■ TASK TO COMPLETE
What is the number of lines in these entries that contain "data"? State it alone.

++++++++

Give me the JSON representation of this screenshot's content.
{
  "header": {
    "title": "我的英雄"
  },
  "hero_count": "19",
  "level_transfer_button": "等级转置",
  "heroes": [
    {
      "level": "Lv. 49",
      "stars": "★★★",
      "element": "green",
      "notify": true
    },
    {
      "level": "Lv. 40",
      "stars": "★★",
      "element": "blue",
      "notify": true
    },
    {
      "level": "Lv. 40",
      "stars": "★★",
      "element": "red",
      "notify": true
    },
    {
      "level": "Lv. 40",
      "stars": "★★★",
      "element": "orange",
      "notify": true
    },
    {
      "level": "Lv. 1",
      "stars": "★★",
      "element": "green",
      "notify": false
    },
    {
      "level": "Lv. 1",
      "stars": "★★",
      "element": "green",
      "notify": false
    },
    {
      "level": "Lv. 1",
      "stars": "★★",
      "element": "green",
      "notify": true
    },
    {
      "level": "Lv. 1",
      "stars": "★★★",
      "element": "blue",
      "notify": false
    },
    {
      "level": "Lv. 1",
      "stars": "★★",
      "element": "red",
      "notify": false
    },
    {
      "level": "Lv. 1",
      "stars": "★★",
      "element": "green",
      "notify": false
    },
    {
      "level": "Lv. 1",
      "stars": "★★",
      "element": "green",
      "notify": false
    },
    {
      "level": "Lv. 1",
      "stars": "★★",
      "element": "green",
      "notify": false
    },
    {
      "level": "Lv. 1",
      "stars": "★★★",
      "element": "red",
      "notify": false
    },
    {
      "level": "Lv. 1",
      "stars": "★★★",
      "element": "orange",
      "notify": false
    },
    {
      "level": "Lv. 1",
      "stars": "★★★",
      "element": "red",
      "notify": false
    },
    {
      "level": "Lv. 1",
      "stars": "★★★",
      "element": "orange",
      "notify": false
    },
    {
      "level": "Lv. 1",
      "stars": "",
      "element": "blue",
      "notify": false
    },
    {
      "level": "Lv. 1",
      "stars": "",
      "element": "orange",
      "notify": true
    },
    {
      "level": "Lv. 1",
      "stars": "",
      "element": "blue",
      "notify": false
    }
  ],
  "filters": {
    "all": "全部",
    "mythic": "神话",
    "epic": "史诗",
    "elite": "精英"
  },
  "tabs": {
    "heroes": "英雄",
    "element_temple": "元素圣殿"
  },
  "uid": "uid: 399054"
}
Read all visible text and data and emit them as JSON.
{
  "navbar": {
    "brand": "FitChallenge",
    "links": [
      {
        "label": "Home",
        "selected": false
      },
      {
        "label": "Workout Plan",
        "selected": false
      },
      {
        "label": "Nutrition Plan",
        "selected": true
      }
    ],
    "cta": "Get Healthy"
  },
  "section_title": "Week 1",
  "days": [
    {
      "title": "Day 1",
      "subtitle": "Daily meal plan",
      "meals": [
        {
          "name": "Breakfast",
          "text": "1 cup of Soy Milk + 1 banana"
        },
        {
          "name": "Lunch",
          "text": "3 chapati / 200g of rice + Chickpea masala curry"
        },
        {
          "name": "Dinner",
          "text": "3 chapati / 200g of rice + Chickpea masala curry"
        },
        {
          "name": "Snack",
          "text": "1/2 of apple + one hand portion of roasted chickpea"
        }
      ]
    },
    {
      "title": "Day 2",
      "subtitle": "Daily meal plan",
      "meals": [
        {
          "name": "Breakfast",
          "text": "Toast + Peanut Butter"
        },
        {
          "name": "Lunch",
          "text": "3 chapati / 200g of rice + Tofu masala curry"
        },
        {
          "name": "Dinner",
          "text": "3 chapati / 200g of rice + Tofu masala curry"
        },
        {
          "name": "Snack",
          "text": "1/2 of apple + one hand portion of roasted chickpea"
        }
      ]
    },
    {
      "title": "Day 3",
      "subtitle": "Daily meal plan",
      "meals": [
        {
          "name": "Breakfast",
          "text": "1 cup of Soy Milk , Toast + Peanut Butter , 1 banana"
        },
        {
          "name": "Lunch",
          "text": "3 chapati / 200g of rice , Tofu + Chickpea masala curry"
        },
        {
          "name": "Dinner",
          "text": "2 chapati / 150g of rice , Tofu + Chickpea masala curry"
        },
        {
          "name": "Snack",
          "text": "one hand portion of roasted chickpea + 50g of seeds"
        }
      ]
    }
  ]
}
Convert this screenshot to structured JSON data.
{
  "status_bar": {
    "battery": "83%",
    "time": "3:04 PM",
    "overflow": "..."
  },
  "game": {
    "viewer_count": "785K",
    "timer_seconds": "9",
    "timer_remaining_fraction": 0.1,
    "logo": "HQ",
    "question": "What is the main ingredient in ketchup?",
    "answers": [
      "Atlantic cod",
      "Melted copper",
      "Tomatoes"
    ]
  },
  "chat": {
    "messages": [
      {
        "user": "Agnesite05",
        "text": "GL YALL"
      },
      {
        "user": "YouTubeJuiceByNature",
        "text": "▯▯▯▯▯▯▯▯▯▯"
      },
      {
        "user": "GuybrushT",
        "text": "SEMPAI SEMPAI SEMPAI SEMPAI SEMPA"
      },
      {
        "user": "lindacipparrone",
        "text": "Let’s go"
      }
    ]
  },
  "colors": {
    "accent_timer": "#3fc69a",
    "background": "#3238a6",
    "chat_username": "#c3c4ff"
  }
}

++++++++

■ FULL RESPONSE
2